* **Work to complete**:
In the data below, locate each line with the word "values" and list it.

Figure contents as structured data
--- start ---
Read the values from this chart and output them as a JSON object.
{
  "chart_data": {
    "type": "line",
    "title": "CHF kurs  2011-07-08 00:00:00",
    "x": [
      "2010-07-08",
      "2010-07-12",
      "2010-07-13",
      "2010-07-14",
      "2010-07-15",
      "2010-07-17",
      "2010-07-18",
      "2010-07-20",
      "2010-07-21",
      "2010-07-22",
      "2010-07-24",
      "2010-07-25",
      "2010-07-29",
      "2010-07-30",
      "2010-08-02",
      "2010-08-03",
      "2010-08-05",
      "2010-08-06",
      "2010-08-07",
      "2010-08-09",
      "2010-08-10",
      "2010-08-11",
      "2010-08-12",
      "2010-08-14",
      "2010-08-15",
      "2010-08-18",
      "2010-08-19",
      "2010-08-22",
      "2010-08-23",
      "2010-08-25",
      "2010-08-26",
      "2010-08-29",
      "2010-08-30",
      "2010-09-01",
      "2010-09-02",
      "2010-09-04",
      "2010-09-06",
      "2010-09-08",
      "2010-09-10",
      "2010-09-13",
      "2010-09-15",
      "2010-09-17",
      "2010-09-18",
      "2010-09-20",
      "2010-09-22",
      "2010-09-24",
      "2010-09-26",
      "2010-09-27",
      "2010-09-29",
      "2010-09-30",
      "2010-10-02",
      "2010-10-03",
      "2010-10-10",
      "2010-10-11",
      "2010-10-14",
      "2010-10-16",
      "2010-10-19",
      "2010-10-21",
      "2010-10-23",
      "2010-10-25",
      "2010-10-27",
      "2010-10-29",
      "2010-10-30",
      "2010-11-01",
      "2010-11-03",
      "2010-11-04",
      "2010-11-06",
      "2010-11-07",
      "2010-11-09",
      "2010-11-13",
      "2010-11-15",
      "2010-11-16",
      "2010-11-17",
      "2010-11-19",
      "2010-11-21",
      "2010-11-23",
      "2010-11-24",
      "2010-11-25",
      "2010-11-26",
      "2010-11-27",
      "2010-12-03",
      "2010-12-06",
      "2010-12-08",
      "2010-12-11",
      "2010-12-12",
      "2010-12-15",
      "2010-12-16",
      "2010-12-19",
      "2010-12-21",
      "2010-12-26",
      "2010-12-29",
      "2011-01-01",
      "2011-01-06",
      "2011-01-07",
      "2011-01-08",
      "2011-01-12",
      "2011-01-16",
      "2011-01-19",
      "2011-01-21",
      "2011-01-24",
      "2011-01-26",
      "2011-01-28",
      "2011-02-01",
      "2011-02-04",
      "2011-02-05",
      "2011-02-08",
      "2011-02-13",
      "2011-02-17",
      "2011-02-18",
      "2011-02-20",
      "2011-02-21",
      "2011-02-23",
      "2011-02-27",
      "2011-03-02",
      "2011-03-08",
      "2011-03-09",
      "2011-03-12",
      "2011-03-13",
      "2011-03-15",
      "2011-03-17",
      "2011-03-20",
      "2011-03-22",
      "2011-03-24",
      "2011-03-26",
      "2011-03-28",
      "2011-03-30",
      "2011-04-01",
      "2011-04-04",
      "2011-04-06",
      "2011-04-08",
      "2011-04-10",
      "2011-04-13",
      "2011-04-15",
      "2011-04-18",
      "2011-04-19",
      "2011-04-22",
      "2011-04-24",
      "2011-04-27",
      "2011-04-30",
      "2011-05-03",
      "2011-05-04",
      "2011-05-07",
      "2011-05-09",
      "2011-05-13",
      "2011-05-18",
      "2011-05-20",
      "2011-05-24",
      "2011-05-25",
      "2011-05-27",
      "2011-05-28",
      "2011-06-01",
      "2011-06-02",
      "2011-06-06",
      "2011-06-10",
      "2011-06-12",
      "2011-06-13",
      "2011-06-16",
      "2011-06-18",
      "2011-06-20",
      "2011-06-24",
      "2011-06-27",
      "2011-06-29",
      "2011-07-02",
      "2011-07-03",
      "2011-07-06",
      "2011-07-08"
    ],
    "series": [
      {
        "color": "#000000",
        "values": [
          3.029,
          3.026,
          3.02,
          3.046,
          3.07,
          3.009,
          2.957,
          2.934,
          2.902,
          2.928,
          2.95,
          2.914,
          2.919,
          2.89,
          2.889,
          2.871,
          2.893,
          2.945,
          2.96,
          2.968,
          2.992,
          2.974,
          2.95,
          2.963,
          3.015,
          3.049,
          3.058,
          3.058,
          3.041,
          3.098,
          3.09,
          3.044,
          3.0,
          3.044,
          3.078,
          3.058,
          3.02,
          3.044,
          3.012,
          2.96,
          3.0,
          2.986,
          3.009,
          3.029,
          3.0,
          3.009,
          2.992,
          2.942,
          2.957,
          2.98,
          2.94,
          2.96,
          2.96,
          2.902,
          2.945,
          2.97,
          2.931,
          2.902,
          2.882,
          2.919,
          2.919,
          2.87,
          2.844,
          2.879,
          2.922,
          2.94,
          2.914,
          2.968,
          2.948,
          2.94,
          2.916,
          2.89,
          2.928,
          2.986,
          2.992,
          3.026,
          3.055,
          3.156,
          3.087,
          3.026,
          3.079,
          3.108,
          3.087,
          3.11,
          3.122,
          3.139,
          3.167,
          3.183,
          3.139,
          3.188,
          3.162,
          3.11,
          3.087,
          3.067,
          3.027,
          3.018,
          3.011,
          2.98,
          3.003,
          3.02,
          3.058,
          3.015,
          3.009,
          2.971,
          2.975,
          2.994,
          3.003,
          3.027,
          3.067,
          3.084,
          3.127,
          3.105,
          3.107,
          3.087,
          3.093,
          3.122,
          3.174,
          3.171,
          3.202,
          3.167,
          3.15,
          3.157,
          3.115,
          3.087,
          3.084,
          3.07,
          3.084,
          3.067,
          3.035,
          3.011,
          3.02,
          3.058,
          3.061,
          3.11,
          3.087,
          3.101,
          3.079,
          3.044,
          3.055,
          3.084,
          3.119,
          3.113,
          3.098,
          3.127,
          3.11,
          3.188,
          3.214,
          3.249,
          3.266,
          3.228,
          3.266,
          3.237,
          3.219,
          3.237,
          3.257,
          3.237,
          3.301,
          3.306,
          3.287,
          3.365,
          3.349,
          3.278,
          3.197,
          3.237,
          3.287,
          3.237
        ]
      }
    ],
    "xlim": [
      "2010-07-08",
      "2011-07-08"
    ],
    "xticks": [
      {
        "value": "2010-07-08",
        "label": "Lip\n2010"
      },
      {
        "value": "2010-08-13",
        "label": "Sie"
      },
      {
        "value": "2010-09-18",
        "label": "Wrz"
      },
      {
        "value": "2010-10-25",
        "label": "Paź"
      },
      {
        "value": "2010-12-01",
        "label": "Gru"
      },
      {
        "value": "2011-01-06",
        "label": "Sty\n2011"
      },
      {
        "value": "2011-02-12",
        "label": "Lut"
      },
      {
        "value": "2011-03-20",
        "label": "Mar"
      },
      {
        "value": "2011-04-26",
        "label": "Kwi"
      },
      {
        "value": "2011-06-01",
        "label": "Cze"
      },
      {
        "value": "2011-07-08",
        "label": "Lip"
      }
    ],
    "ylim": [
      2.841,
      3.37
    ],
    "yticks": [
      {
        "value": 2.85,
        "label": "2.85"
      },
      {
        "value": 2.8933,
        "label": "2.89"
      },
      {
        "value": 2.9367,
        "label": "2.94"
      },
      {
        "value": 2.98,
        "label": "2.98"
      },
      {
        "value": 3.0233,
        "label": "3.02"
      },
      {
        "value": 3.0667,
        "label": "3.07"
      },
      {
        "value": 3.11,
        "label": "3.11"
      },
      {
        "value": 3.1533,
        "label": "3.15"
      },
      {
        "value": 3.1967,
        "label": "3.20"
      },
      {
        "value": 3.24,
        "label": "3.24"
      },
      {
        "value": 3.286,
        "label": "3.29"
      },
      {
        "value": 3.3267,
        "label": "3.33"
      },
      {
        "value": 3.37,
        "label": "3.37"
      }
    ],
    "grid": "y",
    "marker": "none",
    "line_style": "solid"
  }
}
--- end ---
* **The answer**:
Read the values from this chart and output them as a JSON object.
        "values": [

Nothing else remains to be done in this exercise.